SAN FRANCISCO, September 18. Since 1962, more than half of those honored with the Lasker Basic Medical Research Award, often called "America's Nobels", have gone on to receive the Nobel Prize. The whisperings about a cell-cycle Nobel were only heightened by the 1998 Basic Medical Lasker, which was shared by Lee Hartwell, Paul Nurse and Yoshio Masui for their discovery of a conserved cell cycle engine. Now the 2000 Basic Medical Lasker has been bestowed on three researchers for their work on ubiquitination, a process that controls protein destruction. Perhaps the most famous targets of the ubiquitination system are various cyclins that control progression through the cell cycle.

The recipients of the 2000 Basic Medical Lasker are Aaron Ciechanover and Avram Hershko (both at Technion-Israel Institute of Technology, Haifa, Israel) and Alexander Varshavsky (California Institute of Technology, Pasadena, California). The 2000 Lasker Award for Clinical Medical Research goes to Harvey Alter (National Institutes of Health, Bethesda, Maryland) and Michael Houghton (Chiron Corporation, Emeryville, California) for work leading to the discovery of the hepatitis C virus and effective screening methods that eliminated the virus from blood transfusion supplies. Sydney Brenner (Molecular Sciences Institute, Inc., Berkeley, California) receives the 2000 Lasker Award for Special Achievement in Medical Science for work on the genetic code, introduction of the worm Caenorhabditis elegans as a model organism, and contributions to the debates and methodologies of the genomics era.

With the award to Ciechanover, Hershko and Varshavsky, an unfashionable area gets its due. Hershko started investigating protein degradation in the late 1960s, when the emphasis in cell and molecular biology was on the myriad controls that the cell exerts over the creation of proteins. Protein destruction was seen as dull in comparison: a constitutive, largely unregulated process. But protein stabilities vary widely, and Hershko found that the destruction of some proteins required the energy of ATP.

Using the information:
1. Answer these from the article on the 2000 Lasker Awards:
(a) Who shared the 1998 Basic Medical Lasker?
(b) At which institution was Alexander Varshavsky?
(c) When did Hershko begin investigating protein degradation?
2. According to the article on the 2000 Lasker Awards, why was protein destruction considered an unfashionable area when Hershko started working on it? Answer in one to three sentences.
3. Continue the article on the 2000 Lasker Awards after its final sentence.

Structured page parsing data:
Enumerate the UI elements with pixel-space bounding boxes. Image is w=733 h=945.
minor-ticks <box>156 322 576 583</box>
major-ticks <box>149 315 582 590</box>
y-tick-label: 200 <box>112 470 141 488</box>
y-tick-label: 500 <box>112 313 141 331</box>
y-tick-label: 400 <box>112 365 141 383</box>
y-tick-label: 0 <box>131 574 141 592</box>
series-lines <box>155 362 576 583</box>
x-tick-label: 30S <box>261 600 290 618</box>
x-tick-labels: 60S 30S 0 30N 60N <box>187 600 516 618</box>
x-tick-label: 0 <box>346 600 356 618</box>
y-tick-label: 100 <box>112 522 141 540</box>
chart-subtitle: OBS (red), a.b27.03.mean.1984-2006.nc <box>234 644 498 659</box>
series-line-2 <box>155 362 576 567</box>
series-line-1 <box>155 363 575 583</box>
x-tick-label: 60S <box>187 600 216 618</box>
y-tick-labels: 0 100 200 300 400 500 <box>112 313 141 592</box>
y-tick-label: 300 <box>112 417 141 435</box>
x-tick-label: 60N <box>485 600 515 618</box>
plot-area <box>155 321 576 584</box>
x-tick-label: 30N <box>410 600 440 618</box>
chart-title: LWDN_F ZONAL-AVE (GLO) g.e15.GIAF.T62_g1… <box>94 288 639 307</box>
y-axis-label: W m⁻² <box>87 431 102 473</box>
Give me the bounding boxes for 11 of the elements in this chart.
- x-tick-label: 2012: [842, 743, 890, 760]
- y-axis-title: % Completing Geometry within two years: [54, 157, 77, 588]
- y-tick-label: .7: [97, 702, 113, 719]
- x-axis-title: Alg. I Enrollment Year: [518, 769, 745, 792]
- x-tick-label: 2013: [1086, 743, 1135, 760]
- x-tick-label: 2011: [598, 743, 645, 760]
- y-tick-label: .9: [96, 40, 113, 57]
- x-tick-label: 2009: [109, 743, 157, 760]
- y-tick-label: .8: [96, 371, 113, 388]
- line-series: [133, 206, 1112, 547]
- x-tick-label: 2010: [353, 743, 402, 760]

Answers per task:
1.
(a) Lee Hartwell, Paul Nurse and Yoshio Masui.
(b) The California Institute of Technology, Pasadena, California.
(c) In the late 1960s.

2. In the late 1960s, cell and molecular biology focused on the many controls the cell exerts over the creation of proteins. By comparison, protein destruction was seen as dull: a constitutive, largely unregulated process.

3.
Immature red blood cells were the perfect laboratory for Hershko's investigation of protein destruction. Joined in 1977 by Ciechanover, he broke open the cells and started fractionating.

One of the fractions needed to reconstitute destruction activity retained activity after boiling. Ciechanover and Hershko purified the factor, APF-1, which would later be shown to be identical to a small, previously isolated protein of unknown function called ubiquitin.

The researchers used radioactively labeled ubiquitin to show that multiple copies of ubiquitin were covalently bonded to other proteins prior to the proteins' destruction. They also determined that three enzymes (E1, E2 and E3) were required to execute this linkage.

Ciechanover and Hershko had focussed on cell extracts, so it was left to Varshavsky to establish the importance of the ubiquitin system in living cells. Varshavsky and Ciechanover (then both at the Massachusetts Institute of Technology, Cambridge, Massachusetts) showed that mutant mouse cells that could divide at 32°C but not at 39°C had a defective E1 enzyme, and had lost the ability to destroy short-lived or abnormal proteins.

As the list of proteins targeted by ubiquitin grew, biologists realized that control of protein destruction was as vital as control of protein synthesis. Ubiquitin controls the abundance of cyclins, other cell cycle proteins, p53 (when bound to a human papilloma virus protein), and immune system proteins. Signals on these target proteins are recognized by a family of E3 enzymes; the first of these signals was elucidated by Varshavsky in 1986.

The work of Alter and Houghton made transfusion a less risky proposition. In 1970 the risk of contracting hepatitis from a transfusion was close to 30%. Alter spearheaded an effort to reduce this risk by tracking blood from donor to recipient. Most of the tainted blood, he found, was coming from paid donors, and was often associated with hepatitis B virus infection. By switching to an all-volunteer blood donation system, and instituting hepatitis B testing of donated blood, hepatitis rates were reduced to 10%.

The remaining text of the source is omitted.